-- Begin --

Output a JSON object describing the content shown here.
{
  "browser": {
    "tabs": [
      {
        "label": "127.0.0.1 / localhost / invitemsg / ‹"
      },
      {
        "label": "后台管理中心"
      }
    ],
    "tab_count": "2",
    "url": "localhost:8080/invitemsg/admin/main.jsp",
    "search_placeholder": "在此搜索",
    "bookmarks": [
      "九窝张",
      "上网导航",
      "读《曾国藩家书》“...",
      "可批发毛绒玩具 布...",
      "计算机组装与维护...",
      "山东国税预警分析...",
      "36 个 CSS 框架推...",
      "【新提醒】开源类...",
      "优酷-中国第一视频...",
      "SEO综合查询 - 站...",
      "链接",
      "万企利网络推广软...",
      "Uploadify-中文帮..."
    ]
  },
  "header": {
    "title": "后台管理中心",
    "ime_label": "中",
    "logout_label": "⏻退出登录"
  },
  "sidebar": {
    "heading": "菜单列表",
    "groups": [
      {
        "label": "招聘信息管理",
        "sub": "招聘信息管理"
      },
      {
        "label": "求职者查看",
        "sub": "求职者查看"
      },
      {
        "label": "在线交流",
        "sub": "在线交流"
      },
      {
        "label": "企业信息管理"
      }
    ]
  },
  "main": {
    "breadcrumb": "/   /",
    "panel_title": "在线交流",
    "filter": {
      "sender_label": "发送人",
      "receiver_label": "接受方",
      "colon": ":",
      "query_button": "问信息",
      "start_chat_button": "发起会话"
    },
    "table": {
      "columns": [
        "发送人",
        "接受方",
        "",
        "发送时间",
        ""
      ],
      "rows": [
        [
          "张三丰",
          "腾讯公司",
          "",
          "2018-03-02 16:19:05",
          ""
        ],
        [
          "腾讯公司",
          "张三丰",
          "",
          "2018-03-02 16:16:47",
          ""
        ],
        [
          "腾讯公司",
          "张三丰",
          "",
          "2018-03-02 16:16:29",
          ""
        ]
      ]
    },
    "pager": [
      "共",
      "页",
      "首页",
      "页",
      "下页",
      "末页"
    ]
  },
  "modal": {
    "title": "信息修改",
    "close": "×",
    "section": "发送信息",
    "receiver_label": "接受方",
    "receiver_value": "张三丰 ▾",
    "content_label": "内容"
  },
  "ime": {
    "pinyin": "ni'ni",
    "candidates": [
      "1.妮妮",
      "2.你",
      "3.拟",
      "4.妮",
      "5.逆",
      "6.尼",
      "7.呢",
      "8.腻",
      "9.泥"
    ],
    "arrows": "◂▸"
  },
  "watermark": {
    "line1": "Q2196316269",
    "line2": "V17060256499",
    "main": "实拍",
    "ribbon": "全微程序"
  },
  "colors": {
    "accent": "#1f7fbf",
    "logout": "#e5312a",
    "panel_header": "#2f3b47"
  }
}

-- End --

Exercise objective =
Set out the complete listing exactly as shown.

Right answer =
Output a JSON object describing the content shown here.
{
  "browser": {
    "tabs": [
      {
        "label": "127.0.0.1 / localhost / invitemsg / ‹"
      },
      {
        "label": "后台管理中心"
      }
    ],
    "tab_count": "2",
    "url": "localhost:8080/invitemsg/admin/main.jsp",
    "search_placeholder": "在此搜索",
    "bookmarks": [
      "九窝张",
      "上网导航",
      "读《曾国藩家书》“...",
      "可批发毛绒玩具 布...",
      "计算机组装与维护...",
      "山东国税预警分析...",
      "36 个 CSS 框架推...",
      "【新提醒】开源类...",
      "优酷-中国第一视频...",
      "SEO综合查询 - 站...",
      "链接",
      "万企利网络推广软...",
      "Uploadify-中文帮..."
    ]
  },
  "header": {
    "title": "后台管理中心",
    "ime_label": "中",
    "logout_label": "⏻退出登录"
  },
  "sidebar": {
    "heading": "菜单列表",
    "groups": [
      {
        "label": "招聘信息管理",
        "sub": "招聘信息管理"
      },
      {
        "label": "求职者查看",
        "sub": "求职者查看"
      },
      {
        "label": "在线交流",
        "sub": "在线交流"
      },
      {
        "label": "企业信息管理"
      }
    ]
  },
  "main": {
    "breadcrumb": "/   /",
    "panel_title": "在线交流",
    "filter": {
      "sender_label": "发送人",
      "receiver_label": "接受方",
      "colon": ":",
      "query_button": "问信息",
      "start_chat_button": "发起会话"
    },
    "table": {
      "columns": [
        "发送人",
        "接受方",
        "",
        "发送时间",
        ""
      ],
      "rows": [
        [
          "张三丰",
          "腾讯公司",
          "",
          "2018-03-02 16:19:05",
          ""
        ],
        [
          "腾讯公司",
          "张三丰",
          "",
          "2018-03-02 16:16:47",
          ""
        ],
        [
          "腾讯公司",
          "张三丰",
          "",
          "2018-03-02 16:16:29",
          ""
        ]
      ]
    },
    "pager": [
      "共",
      "页",
      "首页",
      "页",
      "下页",
      "末页"
    ]
  },
  "modal": {
    "title": "信息修改",
    "close": "×",
    "section": "发送信息",
    "receiver_label": "接受方",
    "receiver_value": "张三丰 ▾",
    "content_label": "内容"
  },
  "ime": {
    "pinyin": "ni'ni",
    "candidates": [
      "1.妮妮",
      "2.你",
      "3.拟",
      "4.妮",
      "5.逆",
      "6.尼",
      "7.呢",
      "8.腻",
      "9.泥"
    ],
    "arrows": "◂▸"
  },
  "watermark": {
    "line1": "Q2196316269",
    "line2": "V17060256499",
    "main": "实拍",
    "ribbon": "全微程序"
  },
  "colors": {
    "accent": "#1f7fbf",
    "logout": "#e5312a",
    "panel_header": "#2f3b47"
  }
}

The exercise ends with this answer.